Objective: Collect the lines of the entries where "памятниках" shows up.

Data:
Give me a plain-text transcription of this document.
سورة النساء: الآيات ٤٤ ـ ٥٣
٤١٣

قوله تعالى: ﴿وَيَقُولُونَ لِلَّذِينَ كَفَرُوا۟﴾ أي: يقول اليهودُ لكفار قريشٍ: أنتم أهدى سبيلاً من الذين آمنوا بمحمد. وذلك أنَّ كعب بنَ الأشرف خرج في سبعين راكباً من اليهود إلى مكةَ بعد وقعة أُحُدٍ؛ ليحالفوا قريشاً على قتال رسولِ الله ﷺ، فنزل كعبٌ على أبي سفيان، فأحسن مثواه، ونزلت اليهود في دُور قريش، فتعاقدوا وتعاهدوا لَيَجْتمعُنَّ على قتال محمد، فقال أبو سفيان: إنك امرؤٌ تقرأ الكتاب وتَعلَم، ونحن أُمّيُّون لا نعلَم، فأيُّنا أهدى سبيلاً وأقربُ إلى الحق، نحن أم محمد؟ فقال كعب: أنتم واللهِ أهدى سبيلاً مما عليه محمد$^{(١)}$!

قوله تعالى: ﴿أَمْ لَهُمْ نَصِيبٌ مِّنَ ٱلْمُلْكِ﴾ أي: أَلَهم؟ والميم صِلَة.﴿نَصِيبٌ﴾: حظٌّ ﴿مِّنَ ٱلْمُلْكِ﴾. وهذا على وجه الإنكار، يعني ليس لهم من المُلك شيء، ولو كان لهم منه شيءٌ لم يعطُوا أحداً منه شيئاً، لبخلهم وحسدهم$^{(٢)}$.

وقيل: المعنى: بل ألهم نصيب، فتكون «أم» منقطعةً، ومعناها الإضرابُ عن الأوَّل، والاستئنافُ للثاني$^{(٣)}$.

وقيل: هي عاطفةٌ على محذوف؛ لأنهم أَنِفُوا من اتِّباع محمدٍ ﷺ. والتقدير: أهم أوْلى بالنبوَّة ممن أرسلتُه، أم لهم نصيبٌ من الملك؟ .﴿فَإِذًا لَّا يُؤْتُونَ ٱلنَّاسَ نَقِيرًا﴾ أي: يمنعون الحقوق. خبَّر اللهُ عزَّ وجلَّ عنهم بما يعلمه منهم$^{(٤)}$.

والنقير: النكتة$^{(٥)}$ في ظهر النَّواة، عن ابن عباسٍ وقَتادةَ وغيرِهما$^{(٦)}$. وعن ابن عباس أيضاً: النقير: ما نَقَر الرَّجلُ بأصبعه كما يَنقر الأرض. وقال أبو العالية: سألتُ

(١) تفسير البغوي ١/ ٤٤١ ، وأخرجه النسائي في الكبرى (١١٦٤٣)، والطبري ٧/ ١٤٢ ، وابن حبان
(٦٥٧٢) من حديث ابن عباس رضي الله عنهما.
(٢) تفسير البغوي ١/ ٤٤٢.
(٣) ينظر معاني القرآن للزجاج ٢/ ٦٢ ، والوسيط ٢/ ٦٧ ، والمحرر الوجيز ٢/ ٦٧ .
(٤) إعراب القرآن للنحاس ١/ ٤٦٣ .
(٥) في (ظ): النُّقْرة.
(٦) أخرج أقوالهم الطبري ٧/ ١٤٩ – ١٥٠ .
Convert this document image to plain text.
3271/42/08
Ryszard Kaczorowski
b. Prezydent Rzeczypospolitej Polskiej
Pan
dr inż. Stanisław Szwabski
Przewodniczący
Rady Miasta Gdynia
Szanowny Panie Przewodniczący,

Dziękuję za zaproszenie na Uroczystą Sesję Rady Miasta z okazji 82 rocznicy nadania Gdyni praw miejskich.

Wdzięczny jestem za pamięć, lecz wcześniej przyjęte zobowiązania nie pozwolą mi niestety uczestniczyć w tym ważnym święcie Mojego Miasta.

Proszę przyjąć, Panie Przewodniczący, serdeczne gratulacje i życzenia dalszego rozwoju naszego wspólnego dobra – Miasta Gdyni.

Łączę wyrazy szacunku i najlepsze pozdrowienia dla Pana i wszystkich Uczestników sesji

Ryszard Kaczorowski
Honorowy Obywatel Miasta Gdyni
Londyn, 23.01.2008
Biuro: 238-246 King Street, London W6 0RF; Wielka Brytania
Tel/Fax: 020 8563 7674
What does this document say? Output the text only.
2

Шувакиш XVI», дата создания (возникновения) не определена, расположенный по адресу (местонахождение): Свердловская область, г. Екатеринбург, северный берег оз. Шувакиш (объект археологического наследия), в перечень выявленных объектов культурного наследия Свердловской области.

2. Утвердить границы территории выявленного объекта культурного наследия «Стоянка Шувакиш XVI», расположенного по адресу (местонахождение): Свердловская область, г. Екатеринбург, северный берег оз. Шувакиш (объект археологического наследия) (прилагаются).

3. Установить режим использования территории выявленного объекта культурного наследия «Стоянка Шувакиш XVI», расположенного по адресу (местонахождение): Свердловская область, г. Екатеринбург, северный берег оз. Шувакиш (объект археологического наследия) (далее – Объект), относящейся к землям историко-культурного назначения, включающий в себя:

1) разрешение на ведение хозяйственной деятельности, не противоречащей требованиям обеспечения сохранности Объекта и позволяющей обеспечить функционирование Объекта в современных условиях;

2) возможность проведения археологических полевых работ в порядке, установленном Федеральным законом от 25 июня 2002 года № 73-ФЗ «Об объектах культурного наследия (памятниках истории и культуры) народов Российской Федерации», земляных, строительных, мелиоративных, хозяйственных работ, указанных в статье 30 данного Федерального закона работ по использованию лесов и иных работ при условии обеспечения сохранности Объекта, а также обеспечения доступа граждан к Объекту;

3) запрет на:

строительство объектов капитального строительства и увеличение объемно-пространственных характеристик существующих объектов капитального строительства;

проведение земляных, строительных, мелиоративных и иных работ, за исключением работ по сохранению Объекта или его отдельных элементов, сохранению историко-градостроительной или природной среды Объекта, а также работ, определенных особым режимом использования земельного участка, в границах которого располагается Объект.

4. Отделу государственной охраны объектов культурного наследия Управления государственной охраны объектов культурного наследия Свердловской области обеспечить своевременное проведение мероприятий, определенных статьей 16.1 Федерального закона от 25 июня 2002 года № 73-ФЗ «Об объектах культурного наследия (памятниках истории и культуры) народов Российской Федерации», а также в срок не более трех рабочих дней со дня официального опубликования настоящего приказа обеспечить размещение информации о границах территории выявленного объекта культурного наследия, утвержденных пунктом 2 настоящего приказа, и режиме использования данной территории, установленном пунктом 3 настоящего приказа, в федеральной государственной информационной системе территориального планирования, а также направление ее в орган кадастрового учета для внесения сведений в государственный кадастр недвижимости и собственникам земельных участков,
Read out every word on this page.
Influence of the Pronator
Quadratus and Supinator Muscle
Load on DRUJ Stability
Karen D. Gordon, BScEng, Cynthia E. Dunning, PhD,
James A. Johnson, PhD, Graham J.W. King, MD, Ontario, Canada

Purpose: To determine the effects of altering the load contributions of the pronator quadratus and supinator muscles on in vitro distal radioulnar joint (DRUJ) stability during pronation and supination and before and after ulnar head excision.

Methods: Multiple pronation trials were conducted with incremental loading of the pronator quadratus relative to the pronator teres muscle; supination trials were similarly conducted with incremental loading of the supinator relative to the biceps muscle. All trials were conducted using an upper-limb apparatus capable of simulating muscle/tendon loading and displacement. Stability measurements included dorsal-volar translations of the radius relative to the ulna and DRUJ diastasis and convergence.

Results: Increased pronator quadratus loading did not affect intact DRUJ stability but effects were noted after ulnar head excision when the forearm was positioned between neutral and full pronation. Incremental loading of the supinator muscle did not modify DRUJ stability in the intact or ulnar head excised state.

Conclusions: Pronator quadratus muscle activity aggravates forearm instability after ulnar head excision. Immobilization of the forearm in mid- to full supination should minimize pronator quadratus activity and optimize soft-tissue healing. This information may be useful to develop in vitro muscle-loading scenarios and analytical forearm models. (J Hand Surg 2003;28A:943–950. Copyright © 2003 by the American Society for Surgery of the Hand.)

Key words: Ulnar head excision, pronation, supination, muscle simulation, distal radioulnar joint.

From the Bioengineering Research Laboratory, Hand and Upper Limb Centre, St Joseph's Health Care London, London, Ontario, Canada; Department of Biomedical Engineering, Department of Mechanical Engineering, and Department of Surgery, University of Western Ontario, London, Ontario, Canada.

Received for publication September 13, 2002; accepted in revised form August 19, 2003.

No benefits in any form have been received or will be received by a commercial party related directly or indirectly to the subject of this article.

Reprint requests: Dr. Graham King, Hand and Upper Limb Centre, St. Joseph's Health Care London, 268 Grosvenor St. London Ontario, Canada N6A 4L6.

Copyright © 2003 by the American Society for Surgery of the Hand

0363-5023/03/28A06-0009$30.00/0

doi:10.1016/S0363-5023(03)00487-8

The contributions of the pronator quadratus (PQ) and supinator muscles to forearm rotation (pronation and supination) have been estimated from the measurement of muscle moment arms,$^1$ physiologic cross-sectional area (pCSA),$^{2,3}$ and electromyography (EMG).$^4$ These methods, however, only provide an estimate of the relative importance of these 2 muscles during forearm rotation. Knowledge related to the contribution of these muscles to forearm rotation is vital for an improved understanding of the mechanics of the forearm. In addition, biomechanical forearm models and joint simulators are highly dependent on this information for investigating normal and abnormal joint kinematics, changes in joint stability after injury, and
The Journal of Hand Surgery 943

Full answer:
2) возможность проведения археологических полевых работ в порядке, установленном Федеральным законом от 25 июня 2002 года № 73-ФЗ «Об объектах культурного наследия (памятниках истории и культуры) народов Российской Федерации», земляных, строительных, мелиоративных, хозяйственных работ, указанных в статье 30 данного Федерального закона работ по использованию лесов и иных работ при условии обеспечения сохранности Объекта, а также обеспечения доступа граждан к Объекту;
4. Отделу государственной охраны объектов культурного наследия Управления государственной охраны объектов культурного наследия Свердловской области обеспечить своевременное проведение мероприятий, определенных статьей 16.1 Федерального закона от 25 июня 2002 года № 73-ФЗ «Об объектах культурного наследия (памятниках истории и культуры) народов Российской Федерации», а также в срок не более трех рабочих дней со дня официального опубликования настоящего приказа обеспечить размещение информации о границах территории выявленного объекта культурного наследия, утвержденных пунктом 2 настоящего приказа, и режиме использования данной территории, установленном пунктом 3 настоящего приказа, в федеральной государственной информационной системе территориального планирования, а также направление ее в орган кадастрового учета для внесения сведений в государственный кадастр недвижимости и собственникам земельных участков,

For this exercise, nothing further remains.